-- Task to complete --
For the entries below, how many lines include the word "insecurity"? Give the figure and nothing more.

** Start Records for this task **

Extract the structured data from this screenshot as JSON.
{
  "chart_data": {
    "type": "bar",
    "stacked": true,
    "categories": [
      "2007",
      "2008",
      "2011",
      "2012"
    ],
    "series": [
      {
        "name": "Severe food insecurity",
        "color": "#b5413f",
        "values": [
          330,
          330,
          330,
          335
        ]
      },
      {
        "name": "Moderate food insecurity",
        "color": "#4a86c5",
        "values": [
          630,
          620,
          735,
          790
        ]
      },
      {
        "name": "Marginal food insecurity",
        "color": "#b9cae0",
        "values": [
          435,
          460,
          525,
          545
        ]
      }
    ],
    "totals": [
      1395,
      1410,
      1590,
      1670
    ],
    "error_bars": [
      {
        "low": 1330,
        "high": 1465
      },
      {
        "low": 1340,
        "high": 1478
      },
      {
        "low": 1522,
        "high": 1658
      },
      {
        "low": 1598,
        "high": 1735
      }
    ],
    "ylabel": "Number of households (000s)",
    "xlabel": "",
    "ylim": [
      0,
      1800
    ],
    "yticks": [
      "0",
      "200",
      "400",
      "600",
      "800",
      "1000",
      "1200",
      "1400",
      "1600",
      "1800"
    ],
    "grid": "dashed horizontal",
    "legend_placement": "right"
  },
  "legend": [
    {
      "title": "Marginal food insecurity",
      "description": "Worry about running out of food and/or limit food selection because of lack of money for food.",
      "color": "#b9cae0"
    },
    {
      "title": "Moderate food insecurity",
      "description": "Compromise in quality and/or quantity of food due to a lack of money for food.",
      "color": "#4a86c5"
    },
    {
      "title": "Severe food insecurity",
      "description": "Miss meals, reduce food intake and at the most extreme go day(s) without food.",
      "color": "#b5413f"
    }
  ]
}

** End Records for this task **

-- Answer for this exercise --
6